## Data provided
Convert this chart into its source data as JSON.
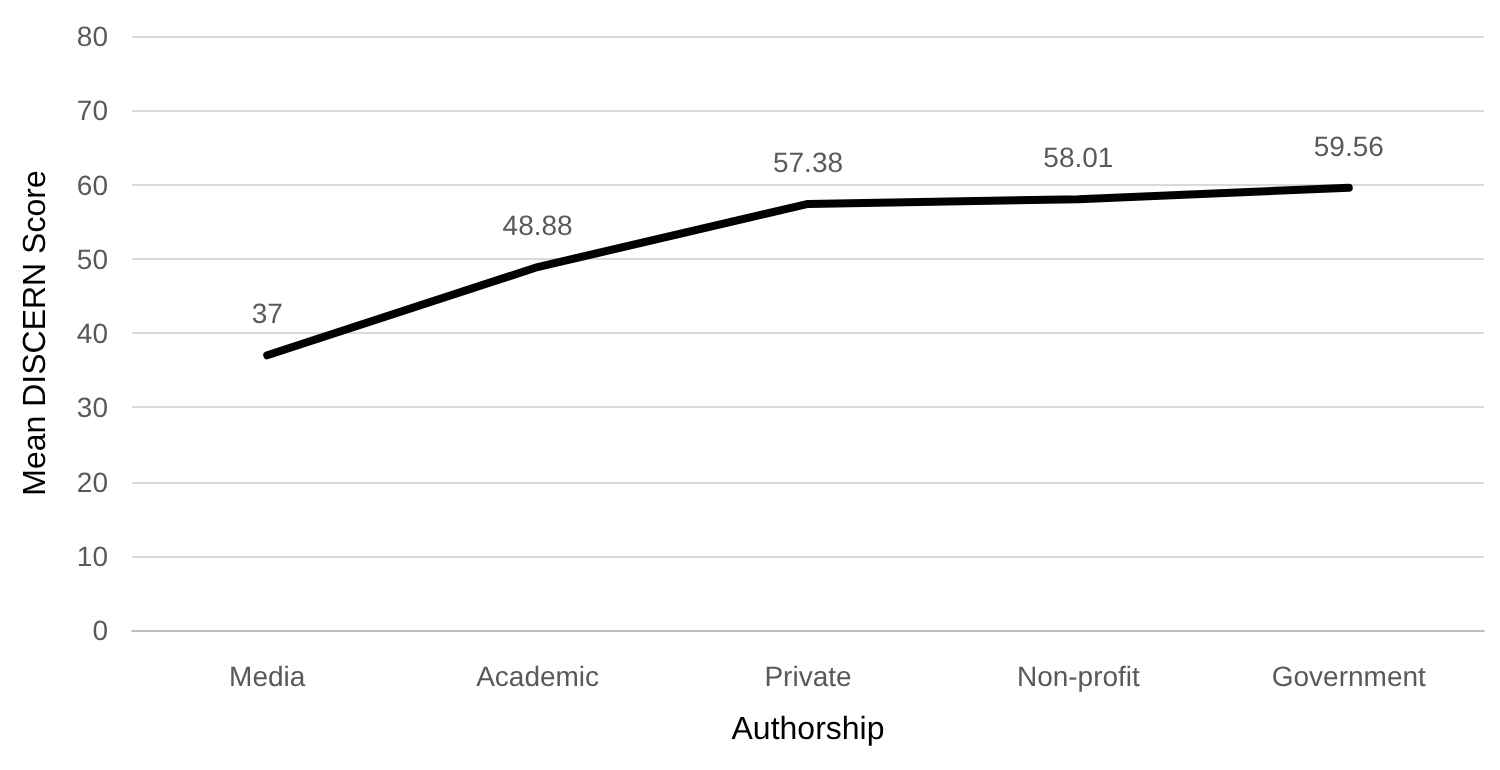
{
  "chart_data": {
    "type": "line",
    "xlabel": "Authorship",
    "ylabel": "Mean DISCERN Score",
    "categories": [
      "Media",
      "Academic",
      "Private",
      "Non-profit",
      "Government"
    ],
    "series": [
      {
        "color": "#000000",
        "values": [
          37,
          48.88,
          57.38,
          58.01,
          59.56
        ]
      }
    ],
    "ylim": [
      0,
      80
    ],
    "yticks": [
      0,
      10,
      20,
      30,
      40,
      50,
      60,
      70,
      80
    ],
    "grid": "y",
    "data_labels": true,
    "marker": "none",
    "line_style": "solid"
  }
}
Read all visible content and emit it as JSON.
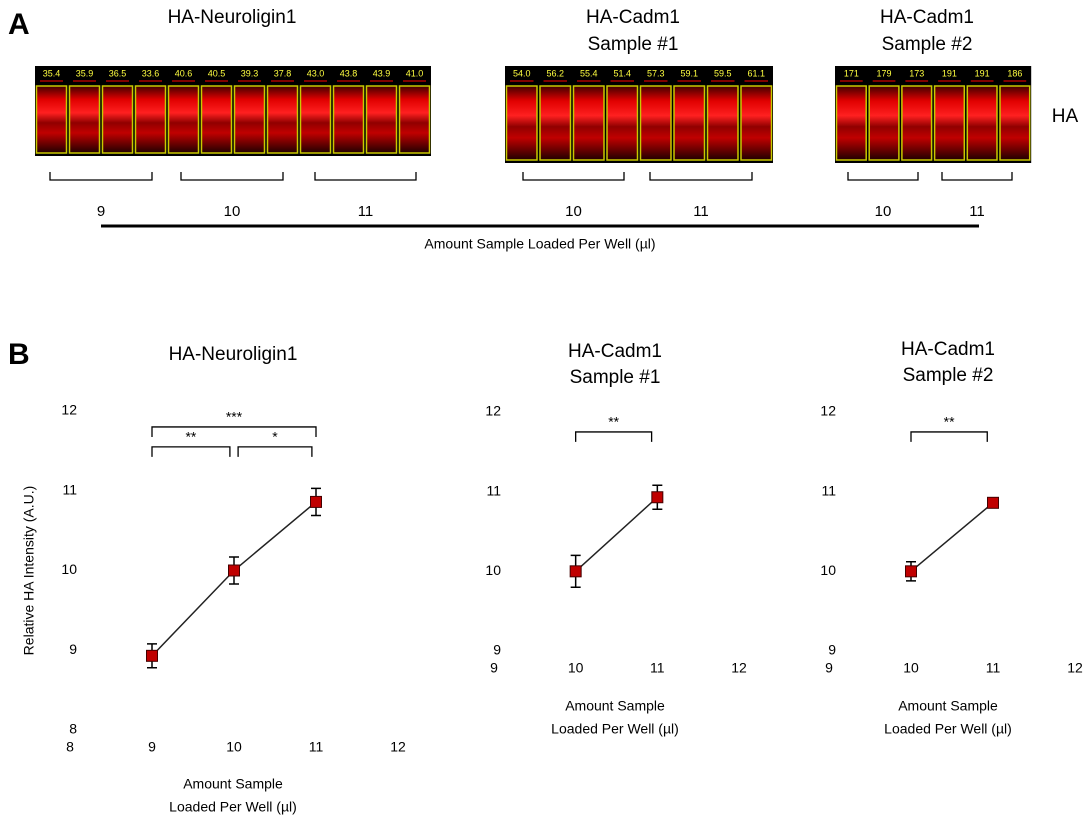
{
  "panel_a": {
    "label": "A",
    "row_label": "HA",
    "axis_label": "Amount Sample Loaded Per Well (µl)",
    "groups": [
      {
        "title": [
          "HA-Neuroligin1"
        ],
        "lanes": [
          "35.4",
          "35.9",
          "36.5",
          "33.6",
          "40.6",
          "40.5",
          "39.3",
          "37.8",
          "43.0",
          "43.8",
          "43.9",
          "41.0"
        ],
        "brackets": [
          "9",
          "10",
          "11"
        ]
      },
      {
        "title": [
          "HA-Cadm1",
          "Sample #1"
        ],
        "lanes": [
          "54.0",
          "56.2",
          "55.4",
          "51.4",
          "57.3",
          "59.1",
          "59.5",
          "61.1"
        ],
        "brackets": [
          "10",
          "11"
        ]
      },
      {
        "title": [
          "HA-Cadm1",
          "Sample #2"
        ],
        "lanes": [
          "171",
          "179",
          "173",
          "191",
          "191",
          "186"
        ],
        "brackets": [
          "10",
          "11"
        ]
      }
    ]
  },
  "panel_b_label": "B",
  "chart_data": [
    {
      "type": "line",
      "title": [
        "HA-Neuroligin1"
      ],
      "y_label": "Relative HA Intensity (A.U.)",
      "x_label": [
        "Amount Sample",
        "Loaded Per Well (µl)"
      ],
      "x": [
        9,
        10,
        11
      ],
      "series": [
        {
          "color": "#c00000",
          "values": [
            8.93,
            10.0,
            10.86
          ],
          "errors": [
            0.15,
            0.17,
            0.17
          ]
        }
      ],
      "xlim": [
        8,
        12
      ],
      "xticks": [
        8,
        9,
        10,
        11,
        12
      ],
      "ylim": [
        8,
        12
      ],
      "yticks": [
        8,
        9,
        10,
        11,
        12
      ],
      "annotations": [
        {
          "text": "***",
          "x": [
            9,
            11
          ],
          "y": 11.8
        },
        {
          "text": "**",
          "x": [
            9,
            9.95
          ],
          "y": 11.55
        },
        {
          "text": "*",
          "x": [
            10.05,
            10.95
          ],
          "y": 11.55
        }
      ]
    },
    {
      "type": "line",
      "title": [
        "HA-Cadm1",
        "Sample #1"
      ],
      "x_label": [
        "Amount Sample",
        "Loaded Per Well (µl)"
      ],
      "x": [
        10,
        11
      ],
      "series": [
        {
          "color": "#c00000",
          "values": [
            10.0,
            10.93
          ],
          "errors": [
            0.2,
            0.15
          ]
        }
      ],
      "xlim": [
        9,
        12
      ],
      "xticks": [
        9,
        10,
        11,
        12
      ],
      "ylim": [
        9,
        12
      ],
      "yticks": [
        9,
        10,
        11,
        12
      ],
      "annotations": [
        {
          "text": "**",
          "x": [
            10,
            10.93
          ],
          "y": 11.75
        }
      ]
    },
    {
      "type": "line",
      "title": [
        "HA-Cadm1",
        "Sample #2"
      ],
      "x_label": [
        "Amount Sample",
        "Loaded Per Well (µl)"
      ],
      "x": [
        10,
        11
      ],
      "series": [
        {
          "color": "#c00000",
          "values": [
            10.0,
            10.86
          ],
          "errors": [
            0.12,
            0.06
          ]
        }
      ],
      "xlim": [
        9,
        12
      ],
      "xticks": [
        9,
        10,
        11,
        12
      ],
      "ylim": [
        9,
        12
      ],
      "yticks": [
        9,
        10,
        11,
        12
      ],
      "annotations": [
        {
          "text": "**",
          "x": [
            10,
            10.93
          ],
          "y": 11.75
        }
      ]
    }
  ]
}
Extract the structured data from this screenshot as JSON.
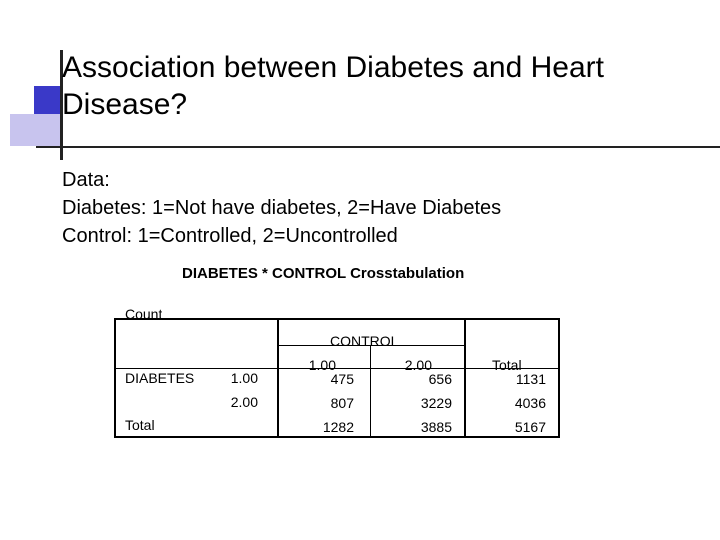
{
  "slide": {
    "title": "Association between Diabetes and Heart Disease?",
    "lines": [
      "Data:",
      "Diabetes: 1=Not have diabetes, 2=Have Diabetes",
      "Control: 1=Controlled, 2=Uncontrolled"
    ]
  },
  "crosstab": {
    "title": "DIABETES * CONTROL Crosstabulation",
    "measure_label": "Count",
    "column_variable": "CONTROL",
    "column_headers": [
      "1.00",
      "2.00",
      "Total"
    ],
    "row_variable": "DIABETES",
    "rows": [
      {
        "label": "1.00",
        "values": [
          "475",
          "656",
          "1131"
        ]
      },
      {
        "label": "2.00",
        "values": [
          "807",
          "3229",
          "4036"
        ]
      }
    ],
    "total_row": {
      "label": "Total",
      "values": [
        "1282",
        "3885",
        "5167"
      ]
    }
  },
  "colors": {
    "accent_dark": "#3a39c8",
    "accent_light": "#c8c4ee"
  }
}
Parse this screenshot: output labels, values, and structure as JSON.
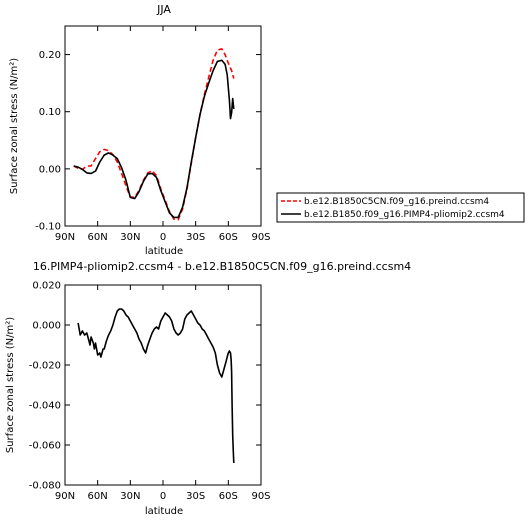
{
  "chart_data": [
    {
      "type": "line",
      "title": "JJA",
      "xlabel": "latitude",
      "ylabel": "Surface zonal stress (N/m²)",
      "xlim": [
        90,
        -90
      ],
      "ylim": [
        -0.1,
        0.25
      ],
      "xticks": [
        {
          "value": 90,
          "label": "90N"
        },
        {
          "value": 60,
          "label": "60N"
        },
        {
          "value": 30,
          "label": "30N"
        },
        {
          "value": 0,
          "label": "0"
        },
        {
          "value": -30,
          "label": "30S"
        },
        {
          "value": -60,
          "label": "60S"
        },
        {
          "value": -90,
          "label": "90S"
        }
      ],
      "yticks": [
        {
          "value": -0.1,
          "label": "-0.10"
        },
        {
          "value": 0.0,
          "label": "0.00"
        },
        {
          "value": 0.1,
          "label": "0.10"
        },
        {
          "value": 0.2,
          "label": "0.20"
        }
      ],
      "legend_position": "right",
      "series": [
        {
          "name": "b.e12.B1850C5CN.f09_g16.preind.ccsm4",
          "color": "#ff0000",
          "dashed": true,
          "x": [
            82,
            78,
            74,
            70,
            66,
            62,
            58,
            54,
            50,
            46,
            42,
            38,
            34,
            30,
            26,
            22,
            18,
            14,
            10,
            6,
            2,
            -2,
            -6,
            -10,
            -14,
            -18,
            -22,
            -26,
            -30,
            -34,
            -38,
            -42,
            -46,
            -50,
            -54,
            -57,
            -60,
            -63,
            -65
          ],
          "y": [
            0.005,
            0.001,
            -0.001,
            0.005,
            0.005,
            0.018,
            0.03,
            0.034,
            0.032,
            0.025,
            0.012,
            -0.008,
            -0.03,
            -0.049,
            -0.05,
            -0.038,
            -0.02,
            -0.007,
            -0.003,
            -0.012,
            -0.035,
            -0.055,
            -0.075,
            -0.088,
            -0.089,
            -0.07,
            -0.035,
            0.01,
            0.055,
            0.095,
            0.13,
            0.16,
            0.19,
            0.208,
            0.21,
            0.2,
            0.185,
            0.172,
            0.158
          ]
        },
        {
          "name": "b.e12.B1850.f09_g16.PIMP4-pliomip2.ccsm4",
          "color": "#000000",
          "dashed": false,
          "x": [
            82,
            78,
            74,
            70,
            66,
            62,
            58,
            54,
            50,
            46,
            42,
            38,
            34,
            30,
            26,
            22,
            18,
            14,
            10,
            6,
            2,
            -2,
            -6,
            -10,
            -14,
            -18,
            -22,
            -26,
            -30,
            -34,
            -38,
            -42,
            -46,
            -50,
            -54,
            -57,
            -59,
            -61,
            -62,
            -63,
            -64,
            -65
          ],
          "y": [
            0.005,
            0.003,
            -0.001,
            -0.007,
            -0.008,
            -0.004,
            0.012,
            0.024,
            0.028,
            0.024,
            0.018,
            0.002,
            -0.02,
            -0.05,
            -0.052,
            -0.04,
            -0.022,
            -0.009,
            -0.008,
            -0.015,
            -0.038,
            -0.058,
            -0.077,
            -0.085,
            -0.085,
            -0.067,
            -0.033,
            0.012,
            0.055,
            0.095,
            0.127,
            0.15,
            0.172,
            0.188,
            0.19,
            0.183,
            0.165,
            0.12,
            0.088,
            0.098,
            0.123,
            0.105
          ]
        }
      ]
    },
    {
      "type": "line",
      "title": "16.PIMP4-pliomip2.ccsm4 - b.e12.B1850C5CN.f09_g16.preind.ccsm4",
      "xlabel": "latitude",
      "ylabel": "Surface zonal stress (N/m²)",
      "xlim": [
        90,
        -90
      ],
      "ylim": [
        -0.08,
        0.02
      ],
      "xticks": [
        {
          "value": 90,
          "label": "90N"
        },
        {
          "value": 60,
          "label": "60N"
        },
        {
          "value": 30,
          "label": "30N"
        },
        {
          "value": 0,
          "label": "0"
        },
        {
          "value": -30,
          "label": "30S"
        },
        {
          "value": -60,
          "label": "60S"
        },
        {
          "value": -90,
          "label": "90S"
        }
      ],
      "yticks": [
        {
          "value": -0.08,
          "label": "-0.080"
        },
        {
          "value": -0.06,
          "label": "-0.060"
        },
        {
          "value": -0.04,
          "label": "-0.040"
        },
        {
          "value": -0.02,
          "label": "-0.020"
        },
        {
          "value": 0.0,
          "label": "0.000"
        },
        {
          "value": 0.02,
          "label": "0.020"
        }
      ],
      "series": [
        {
          "color": "#000000",
          "dashed": false,
          "x": [
            78,
            77,
            76,
            75,
            74,
            72,
            70,
            68,
            67,
            66,
            64,
            63,
            62,
            60,
            58,
            57,
            56,
            55,
            54,
            52,
            50,
            48,
            46,
            44,
            42,
            40,
            38,
            36,
            34,
            32,
            30,
            28,
            26,
            24,
            22,
            20,
            18,
            16,
            14,
            12,
            10,
            8,
            6,
            4,
            2,
            0,
            -2,
            -4,
            -6,
            -8,
            -10,
            -12,
            -14,
            -16,
            -18,
            -20,
            -22,
            -24,
            -26,
            -28,
            -30,
            -32,
            -34,
            -36,
            -38,
            -40,
            -42,
            -44,
            -46,
            -48,
            -50,
            -52,
            -54,
            -56,
            -57,
            -58,
            -59,
            -60,
            -61,
            -62,
            -62.5,
            -63,
            -63.5,
            -64,
            -64.5,
            -65
          ],
          "y": [
            0.001,
            -0.002,
            -0.005,
            -0.004,
            -0.003,
            -0.005,
            -0.004,
            -0.008,
            -0.01,
            -0.006,
            -0.009,
            -0.012,
            -0.009,
            -0.015,
            -0.014,
            -0.016,
            -0.014,
            -0.012,
            -0.012,
            -0.008,
            -0.005,
            -0.003,
            0.0,
            0.004,
            0.007,
            0.008,
            0.008,
            0.007,
            0.005,
            0.004,
            0.002,
            0.0,
            -0.002,
            -0.004,
            -0.007,
            -0.009,
            -0.012,
            -0.014,
            -0.01,
            -0.007,
            -0.004,
            -0.002,
            -0.001,
            -0.002,
            0.002,
            0.004,
            0.006,
            0.005,
            0.004,
            0.002,
            -0.002,
            -0.004,
            -0.005,
            -0.004,
            -0.002,
            0.003,
            0.005,
            0.006,
            0.007,
            0.005,
            0.003,
            0.001,
            0.0,
            -0.002,
            -0.003,
            -0.005,
            -0.007,
            -0.009,
            -0.011,
            -0.014,
            -0.02,
            -0.024,
            -0.026,
            -0.022,
            -0.02,
            -0.018,
            -0.016,
            -0.014,
            -0.013,
            -0.014,
            -0.017,
            -0.023,
            -0.04,
            -0.055,
            -0.062,
            -0.069
          ]
        }
      ]
    }
  ]
}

## Task statement
Identify each line containing the string "this" and copy it out.

## The result
Convert this chart into its source data as JSON.
Extract the structured data from this screenshot as JSON.
Parse this screenshot: output labels, values, and structure as JSON.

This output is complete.